━━ SUPPLIED RECORDS ━━
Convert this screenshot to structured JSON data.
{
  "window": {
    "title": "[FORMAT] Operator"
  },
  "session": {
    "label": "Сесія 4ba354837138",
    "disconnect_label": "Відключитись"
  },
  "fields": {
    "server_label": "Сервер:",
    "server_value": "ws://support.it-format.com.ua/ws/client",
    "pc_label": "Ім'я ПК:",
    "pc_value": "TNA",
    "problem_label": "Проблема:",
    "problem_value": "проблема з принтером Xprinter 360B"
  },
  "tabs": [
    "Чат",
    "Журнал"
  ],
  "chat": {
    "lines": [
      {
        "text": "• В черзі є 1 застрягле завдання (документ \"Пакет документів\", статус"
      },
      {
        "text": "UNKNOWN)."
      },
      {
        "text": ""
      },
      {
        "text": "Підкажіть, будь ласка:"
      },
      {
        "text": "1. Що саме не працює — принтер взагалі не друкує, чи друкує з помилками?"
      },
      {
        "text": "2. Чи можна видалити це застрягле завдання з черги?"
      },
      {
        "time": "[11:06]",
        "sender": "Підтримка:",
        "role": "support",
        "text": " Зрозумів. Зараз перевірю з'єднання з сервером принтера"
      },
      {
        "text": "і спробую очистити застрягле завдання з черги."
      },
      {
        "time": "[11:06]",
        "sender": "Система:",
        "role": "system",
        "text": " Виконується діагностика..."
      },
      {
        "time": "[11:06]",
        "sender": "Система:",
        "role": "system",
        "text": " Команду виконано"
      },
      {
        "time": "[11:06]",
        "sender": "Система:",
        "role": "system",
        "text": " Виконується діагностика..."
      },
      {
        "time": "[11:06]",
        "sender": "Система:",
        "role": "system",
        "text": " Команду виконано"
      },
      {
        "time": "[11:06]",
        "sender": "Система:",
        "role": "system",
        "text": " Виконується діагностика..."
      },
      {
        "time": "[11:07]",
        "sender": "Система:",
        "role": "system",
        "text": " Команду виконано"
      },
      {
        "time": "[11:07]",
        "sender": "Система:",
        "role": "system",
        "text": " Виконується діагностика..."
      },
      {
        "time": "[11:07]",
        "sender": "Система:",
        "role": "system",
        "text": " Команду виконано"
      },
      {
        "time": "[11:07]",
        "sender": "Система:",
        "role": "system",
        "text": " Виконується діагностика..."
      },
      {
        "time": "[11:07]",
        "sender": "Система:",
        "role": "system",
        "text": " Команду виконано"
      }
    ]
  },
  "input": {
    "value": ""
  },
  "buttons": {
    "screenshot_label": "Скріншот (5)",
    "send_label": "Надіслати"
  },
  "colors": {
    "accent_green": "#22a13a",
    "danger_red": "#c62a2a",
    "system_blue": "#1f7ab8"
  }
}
━━━
* _EXERCISE BRIEF_: Copy out every line of the listing that includes the string "завдання".

* _PROBLEM SOLUTION_:
        "text": "• В черзі є 1 застрягле завдання (документ \"Пакет документів\", статус"
        "text": "2. Чи можна видалити це застрягле завдання з черги?"
        "text": "і спробую очистити застрягле завдання з черги."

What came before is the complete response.